Tasks and exercises
• 1. Render the following sentence from the passage on PICASSO imaging into Spanish: "Biomarkers are biomolecules — proteins, DNA, RNA, and metabolites — that can be used to detect changes in the body."
• 2. Write out the stretch of the passage on PICASSO imaging from "A research team" through "in the technique.", word for word.

====== Passage to read ======

A research team led by Professor Jae-Byum Chang of the Department of Materials Science and Engineering and Professor Young-Gyu Yoon of the School of Electrical Engineering announced on May 23 that it has developed a technology that allows ultra-multiplexed fluorescence imaging, named “PICASSO”. Biomarkers are biomolecules — proteins, DNA, RNA, and metabolites — that can be used to detect changes in the body. Thus, it is a useful tool for precise diagnosis of various diseases such as cancer, stroke, and dementia; the earlier the discovery, the better. Multiplexed imaging is a technique that allows simultaneous imaging of markers in a tissue, and PICASSO was able to overcome limitations previously inherent in the technique.
PICASSO is an acronym for “Process of ultra-multiplexed Imaging of biomolecules viA the unmixing of the Signals of the Specially Overlapping Fluorophores”. And as the name signifies, it can detect more than 15 markers that are spatially overlapping with one another by using an equal number of images and fluorophores. Each target protein would be assigned a fluorophore to enable advanced multiplexed imaging and bandpass filter-based microscopy. The research team developed methods to distinguish the emission spectra of different fluorophores, which could be cycled to detect more proteins. PICASSO provides the cheapest option among other biomarker-detecting techniques while detecting the greatest number of markers in the shortest time.

====== Entries supplied ======

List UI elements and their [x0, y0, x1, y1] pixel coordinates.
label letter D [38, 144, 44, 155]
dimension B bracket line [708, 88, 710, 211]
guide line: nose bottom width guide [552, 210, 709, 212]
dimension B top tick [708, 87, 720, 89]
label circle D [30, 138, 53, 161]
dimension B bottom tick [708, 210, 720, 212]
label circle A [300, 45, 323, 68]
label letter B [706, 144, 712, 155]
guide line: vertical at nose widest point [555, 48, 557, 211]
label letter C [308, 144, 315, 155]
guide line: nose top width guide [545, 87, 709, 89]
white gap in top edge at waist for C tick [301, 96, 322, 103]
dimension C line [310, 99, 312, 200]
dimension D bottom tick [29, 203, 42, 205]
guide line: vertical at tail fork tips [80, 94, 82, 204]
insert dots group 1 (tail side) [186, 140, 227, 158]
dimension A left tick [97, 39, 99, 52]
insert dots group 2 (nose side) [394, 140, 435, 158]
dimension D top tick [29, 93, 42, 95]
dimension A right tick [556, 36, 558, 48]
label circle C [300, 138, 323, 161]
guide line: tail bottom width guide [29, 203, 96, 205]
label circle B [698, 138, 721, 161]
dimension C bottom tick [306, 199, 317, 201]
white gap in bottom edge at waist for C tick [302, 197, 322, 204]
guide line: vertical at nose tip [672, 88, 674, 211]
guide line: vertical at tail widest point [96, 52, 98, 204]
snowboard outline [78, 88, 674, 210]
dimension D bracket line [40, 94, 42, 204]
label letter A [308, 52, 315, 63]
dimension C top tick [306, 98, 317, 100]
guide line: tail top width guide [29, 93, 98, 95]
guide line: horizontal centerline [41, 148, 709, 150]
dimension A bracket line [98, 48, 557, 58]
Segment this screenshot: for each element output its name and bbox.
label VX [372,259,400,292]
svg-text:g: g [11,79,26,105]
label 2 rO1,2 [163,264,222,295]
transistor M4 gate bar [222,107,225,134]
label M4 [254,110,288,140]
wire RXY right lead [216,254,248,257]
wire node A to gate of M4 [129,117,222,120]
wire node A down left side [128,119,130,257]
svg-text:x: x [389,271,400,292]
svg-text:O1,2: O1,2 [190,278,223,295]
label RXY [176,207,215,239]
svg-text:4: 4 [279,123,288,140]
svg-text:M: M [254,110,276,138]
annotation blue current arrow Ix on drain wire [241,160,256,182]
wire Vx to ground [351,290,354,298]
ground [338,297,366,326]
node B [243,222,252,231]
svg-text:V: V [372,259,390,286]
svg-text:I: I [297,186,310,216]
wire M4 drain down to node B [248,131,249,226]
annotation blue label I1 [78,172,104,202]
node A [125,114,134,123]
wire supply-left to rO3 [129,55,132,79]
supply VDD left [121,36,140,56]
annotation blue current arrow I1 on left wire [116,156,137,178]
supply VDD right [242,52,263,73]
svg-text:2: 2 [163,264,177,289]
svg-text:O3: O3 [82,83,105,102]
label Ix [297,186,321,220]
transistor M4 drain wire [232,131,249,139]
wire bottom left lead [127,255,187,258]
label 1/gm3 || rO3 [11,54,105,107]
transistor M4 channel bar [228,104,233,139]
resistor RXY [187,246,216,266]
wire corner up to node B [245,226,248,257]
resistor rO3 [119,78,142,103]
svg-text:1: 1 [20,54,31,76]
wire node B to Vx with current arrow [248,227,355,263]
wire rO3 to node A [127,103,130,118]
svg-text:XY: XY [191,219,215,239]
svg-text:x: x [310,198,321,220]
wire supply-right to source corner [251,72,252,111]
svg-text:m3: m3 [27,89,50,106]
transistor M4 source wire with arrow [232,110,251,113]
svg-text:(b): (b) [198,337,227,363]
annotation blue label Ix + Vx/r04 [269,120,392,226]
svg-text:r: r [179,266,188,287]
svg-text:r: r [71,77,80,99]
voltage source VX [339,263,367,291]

======

Numbered responses
• 1. Los biomarcadores son biomoléculas —proteínas, ADN, ARN y metabolitos— que pueden utilizarse para detectar cambios en el cuerpo.

• 2.
A research team led by Professor Jae-Byum Chang of the Department of Materials Science and Engineering and Professor Young-Gyu Yoon of the School of Electrical Engineering announced on May 23 that it has developed a technology that allows ultra-multiplexed fluorescence imaging, named “PICASSO”. Biomarkers are biomolecules — proteins, DNA, RNA, and metabolites — that can be used to detect changes in the body. Thus, it is a useful tool for precise diagnosis of various diseases such as cancer, stroke, and dementia; the earlier the discovery, the better. Multiplexed imaging is a technique that allows simultaneous imaging of markers in a tissue, and PICASSO was able to overcome limitations previously inherent in the technique.